=== Required work ===
Select the lines of the records containing the word "color" and list them.

— start of Extracted records —

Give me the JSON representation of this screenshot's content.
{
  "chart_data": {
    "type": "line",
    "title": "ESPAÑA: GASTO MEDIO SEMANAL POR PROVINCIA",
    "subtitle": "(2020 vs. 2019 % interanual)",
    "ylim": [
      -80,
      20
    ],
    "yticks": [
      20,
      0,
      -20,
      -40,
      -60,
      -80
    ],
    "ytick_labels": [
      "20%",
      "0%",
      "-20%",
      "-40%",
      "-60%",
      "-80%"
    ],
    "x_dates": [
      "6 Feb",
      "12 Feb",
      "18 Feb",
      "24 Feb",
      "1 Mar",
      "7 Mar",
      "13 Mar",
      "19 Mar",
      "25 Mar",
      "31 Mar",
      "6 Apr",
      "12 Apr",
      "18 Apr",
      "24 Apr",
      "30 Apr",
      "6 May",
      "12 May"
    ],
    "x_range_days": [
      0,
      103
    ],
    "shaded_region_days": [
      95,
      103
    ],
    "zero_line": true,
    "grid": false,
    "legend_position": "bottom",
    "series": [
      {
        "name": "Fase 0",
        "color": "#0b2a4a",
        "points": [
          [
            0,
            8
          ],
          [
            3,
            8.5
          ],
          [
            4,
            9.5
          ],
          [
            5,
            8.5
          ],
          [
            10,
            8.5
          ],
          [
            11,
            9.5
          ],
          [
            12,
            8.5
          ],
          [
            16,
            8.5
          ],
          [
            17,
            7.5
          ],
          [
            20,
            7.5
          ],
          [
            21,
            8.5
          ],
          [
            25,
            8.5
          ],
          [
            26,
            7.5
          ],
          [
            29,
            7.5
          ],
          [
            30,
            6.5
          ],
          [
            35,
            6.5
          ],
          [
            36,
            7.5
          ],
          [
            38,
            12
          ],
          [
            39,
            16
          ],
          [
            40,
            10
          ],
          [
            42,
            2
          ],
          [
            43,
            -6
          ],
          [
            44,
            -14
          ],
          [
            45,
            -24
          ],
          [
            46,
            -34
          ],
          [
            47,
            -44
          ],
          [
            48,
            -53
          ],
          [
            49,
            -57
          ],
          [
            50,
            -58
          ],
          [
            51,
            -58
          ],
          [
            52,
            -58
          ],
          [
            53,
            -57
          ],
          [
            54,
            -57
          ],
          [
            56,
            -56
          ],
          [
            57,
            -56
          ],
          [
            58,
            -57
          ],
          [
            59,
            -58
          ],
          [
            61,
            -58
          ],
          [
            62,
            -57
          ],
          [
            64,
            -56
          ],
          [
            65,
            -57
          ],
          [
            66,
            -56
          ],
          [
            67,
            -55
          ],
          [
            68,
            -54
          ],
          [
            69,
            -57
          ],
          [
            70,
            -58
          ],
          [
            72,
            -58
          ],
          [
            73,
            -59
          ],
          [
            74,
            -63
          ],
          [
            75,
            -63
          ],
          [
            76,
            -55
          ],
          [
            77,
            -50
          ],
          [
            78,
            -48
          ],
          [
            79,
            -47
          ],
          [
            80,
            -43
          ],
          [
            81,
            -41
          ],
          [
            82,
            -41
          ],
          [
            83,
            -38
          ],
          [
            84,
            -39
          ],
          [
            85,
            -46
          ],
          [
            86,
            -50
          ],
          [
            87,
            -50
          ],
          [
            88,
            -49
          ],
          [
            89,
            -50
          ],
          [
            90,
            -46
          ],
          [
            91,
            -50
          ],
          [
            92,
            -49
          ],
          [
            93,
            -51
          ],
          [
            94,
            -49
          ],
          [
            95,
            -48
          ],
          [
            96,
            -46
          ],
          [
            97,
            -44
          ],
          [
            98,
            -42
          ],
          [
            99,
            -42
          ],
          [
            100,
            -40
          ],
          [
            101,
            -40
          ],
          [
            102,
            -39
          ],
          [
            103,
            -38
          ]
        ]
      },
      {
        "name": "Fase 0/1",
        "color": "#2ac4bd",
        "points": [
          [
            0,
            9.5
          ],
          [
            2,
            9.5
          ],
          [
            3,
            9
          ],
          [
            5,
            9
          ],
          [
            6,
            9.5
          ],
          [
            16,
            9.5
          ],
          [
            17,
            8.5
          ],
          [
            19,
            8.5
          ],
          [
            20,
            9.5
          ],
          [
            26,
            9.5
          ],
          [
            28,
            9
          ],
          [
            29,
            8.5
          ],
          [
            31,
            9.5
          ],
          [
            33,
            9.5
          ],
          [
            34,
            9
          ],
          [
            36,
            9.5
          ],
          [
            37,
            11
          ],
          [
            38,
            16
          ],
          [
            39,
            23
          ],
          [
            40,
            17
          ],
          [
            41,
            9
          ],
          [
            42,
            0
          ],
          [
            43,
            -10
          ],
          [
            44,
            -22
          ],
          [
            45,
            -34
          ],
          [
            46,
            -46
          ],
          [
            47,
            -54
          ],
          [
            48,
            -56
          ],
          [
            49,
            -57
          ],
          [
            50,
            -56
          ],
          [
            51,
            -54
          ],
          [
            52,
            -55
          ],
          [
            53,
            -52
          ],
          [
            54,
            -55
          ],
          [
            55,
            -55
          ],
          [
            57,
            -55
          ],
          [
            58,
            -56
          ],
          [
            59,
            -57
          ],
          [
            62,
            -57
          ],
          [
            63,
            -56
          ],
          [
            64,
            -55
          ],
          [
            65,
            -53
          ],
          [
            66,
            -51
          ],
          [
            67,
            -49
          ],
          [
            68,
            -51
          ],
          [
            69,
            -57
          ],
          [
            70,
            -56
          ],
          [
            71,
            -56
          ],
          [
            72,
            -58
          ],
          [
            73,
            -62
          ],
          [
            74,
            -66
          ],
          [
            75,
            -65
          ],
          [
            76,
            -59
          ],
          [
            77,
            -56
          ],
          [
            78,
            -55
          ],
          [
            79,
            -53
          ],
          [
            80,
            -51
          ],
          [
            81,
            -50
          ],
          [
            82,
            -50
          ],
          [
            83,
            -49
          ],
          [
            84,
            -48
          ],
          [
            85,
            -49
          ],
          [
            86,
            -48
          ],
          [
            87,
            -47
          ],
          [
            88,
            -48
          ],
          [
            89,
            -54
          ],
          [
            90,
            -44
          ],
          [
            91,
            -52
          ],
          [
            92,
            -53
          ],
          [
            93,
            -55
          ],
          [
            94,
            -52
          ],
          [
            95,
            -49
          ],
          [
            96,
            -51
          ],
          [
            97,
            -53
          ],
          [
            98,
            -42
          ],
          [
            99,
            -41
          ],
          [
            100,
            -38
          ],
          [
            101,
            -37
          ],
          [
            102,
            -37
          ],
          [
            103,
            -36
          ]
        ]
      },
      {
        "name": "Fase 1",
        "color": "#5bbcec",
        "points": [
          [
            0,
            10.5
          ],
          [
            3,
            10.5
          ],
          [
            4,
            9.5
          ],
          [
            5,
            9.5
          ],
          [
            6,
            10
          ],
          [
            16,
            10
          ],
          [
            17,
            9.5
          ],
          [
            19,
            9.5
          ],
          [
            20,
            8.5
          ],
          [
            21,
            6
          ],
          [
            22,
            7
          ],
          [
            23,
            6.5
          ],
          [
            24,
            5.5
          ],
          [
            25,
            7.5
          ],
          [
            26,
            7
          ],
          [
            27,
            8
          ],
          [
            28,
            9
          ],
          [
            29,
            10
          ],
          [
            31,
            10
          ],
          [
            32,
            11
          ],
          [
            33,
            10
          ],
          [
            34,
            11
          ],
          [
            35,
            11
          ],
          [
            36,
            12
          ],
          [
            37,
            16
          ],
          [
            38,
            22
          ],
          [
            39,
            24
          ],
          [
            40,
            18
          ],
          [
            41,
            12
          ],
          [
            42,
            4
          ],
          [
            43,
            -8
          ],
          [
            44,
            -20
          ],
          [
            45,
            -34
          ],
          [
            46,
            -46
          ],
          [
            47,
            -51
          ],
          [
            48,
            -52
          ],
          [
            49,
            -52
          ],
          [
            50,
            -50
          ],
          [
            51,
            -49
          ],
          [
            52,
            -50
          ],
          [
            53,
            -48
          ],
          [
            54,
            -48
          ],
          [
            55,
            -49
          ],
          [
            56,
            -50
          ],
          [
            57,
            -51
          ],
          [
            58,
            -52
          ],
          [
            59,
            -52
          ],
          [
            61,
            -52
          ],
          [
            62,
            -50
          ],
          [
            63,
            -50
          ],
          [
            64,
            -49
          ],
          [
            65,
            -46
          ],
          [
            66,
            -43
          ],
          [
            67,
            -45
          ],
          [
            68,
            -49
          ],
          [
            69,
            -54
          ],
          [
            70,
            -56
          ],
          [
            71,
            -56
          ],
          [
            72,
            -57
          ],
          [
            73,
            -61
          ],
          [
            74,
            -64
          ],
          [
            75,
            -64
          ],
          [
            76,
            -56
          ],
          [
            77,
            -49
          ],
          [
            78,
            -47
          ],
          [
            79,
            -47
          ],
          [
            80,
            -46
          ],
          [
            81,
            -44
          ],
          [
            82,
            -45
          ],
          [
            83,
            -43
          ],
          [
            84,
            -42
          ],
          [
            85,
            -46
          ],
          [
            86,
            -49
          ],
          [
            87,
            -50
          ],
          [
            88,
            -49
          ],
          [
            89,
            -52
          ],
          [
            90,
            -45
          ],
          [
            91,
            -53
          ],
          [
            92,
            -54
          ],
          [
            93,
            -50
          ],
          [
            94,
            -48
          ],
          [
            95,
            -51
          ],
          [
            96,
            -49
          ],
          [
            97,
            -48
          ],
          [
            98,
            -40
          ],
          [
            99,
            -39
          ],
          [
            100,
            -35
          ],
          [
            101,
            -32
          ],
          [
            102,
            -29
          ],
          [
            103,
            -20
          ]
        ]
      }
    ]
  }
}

— end of Extracted records —

=== Answer to this problem ===
        "color": "#0b2a4a",
        "color": "#2ac4bd",
        "color": "#5bbcec",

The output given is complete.